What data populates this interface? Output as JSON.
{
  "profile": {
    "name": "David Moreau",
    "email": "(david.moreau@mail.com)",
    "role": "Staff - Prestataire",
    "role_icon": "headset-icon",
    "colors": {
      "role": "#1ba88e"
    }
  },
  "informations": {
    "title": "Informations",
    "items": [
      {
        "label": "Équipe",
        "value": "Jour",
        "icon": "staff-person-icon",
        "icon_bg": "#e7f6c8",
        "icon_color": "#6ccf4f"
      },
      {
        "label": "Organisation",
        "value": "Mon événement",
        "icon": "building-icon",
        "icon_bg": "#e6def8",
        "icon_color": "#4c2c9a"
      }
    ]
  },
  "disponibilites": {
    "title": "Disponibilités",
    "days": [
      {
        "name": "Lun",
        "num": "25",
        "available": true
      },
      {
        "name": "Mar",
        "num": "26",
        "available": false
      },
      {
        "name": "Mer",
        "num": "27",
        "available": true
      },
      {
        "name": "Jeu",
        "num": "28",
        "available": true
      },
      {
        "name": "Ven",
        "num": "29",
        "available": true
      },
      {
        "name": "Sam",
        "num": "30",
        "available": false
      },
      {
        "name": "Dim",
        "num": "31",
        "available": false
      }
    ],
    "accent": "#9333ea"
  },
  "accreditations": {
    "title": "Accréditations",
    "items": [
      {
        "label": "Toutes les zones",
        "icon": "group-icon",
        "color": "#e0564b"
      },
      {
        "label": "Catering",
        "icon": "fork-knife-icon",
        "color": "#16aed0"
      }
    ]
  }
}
- - - - -
The records above should be returned exactly.

[REPLY]:
What data populates this interface? Output as JSON.
{
  "profile": {
    "name": "David Moreau",
    "email": "(david.moreau@mail.com)",
    "role": "Staff - Prestataire",
    "role_icon": "headset-icon",
    "colors": {
      "role": "#1ba88e"
    }
  },
  "informations": {
    "title": "Informations",
    "items": [
      {
        "label": "Équipe",
        "value": "Jour",
        "icon": "staff-person-icon",
        "icon_bg": "#e7f6c8",
        "icon_color": "#6ccf4f"
      },
      {
        "label": "Organisation",
        "value": "Mon événement",
        "icon": "building-icon",
        "icon_bg": "#e6def8",
        "icon_color": "#4c2c9a"
      }
    ]
  },
  "disponibilites": {
    "title": "Disponibilités",
    "days": [
      {
        "name": "Lun",
        "num": "25",
        "available": true
      },
      {
        "name": "Mar",
        "num": "26",
        "available": false
      },
      {
        "name": "Mer",
        "num": "27",
        "available": true
      },
      {
        "name": "Jeu",
        "num": "28",
        "available": true
      },
      {
        "name": "Ven",
        "num": "29",
        "available": true
      },
      {
        "name": "Sam",
        "num": "30",
        "available": false
      },
      {
        "name": "Dim",
        "num": "31",
        "available": false
      }
    ],
    "accent": "#9333ea"
  },
  "accreditations": {
    "title": "Accréditations",
    "items": [
      {
        "label": "Toutes les zones",
        "icon": "group-icon",
        "color": "#e0564b"
      },
      {
        "label": "Catering",
        "icon": "fork-knife-icon",
        "color": "#16aed0"
      }
    ]
  }
}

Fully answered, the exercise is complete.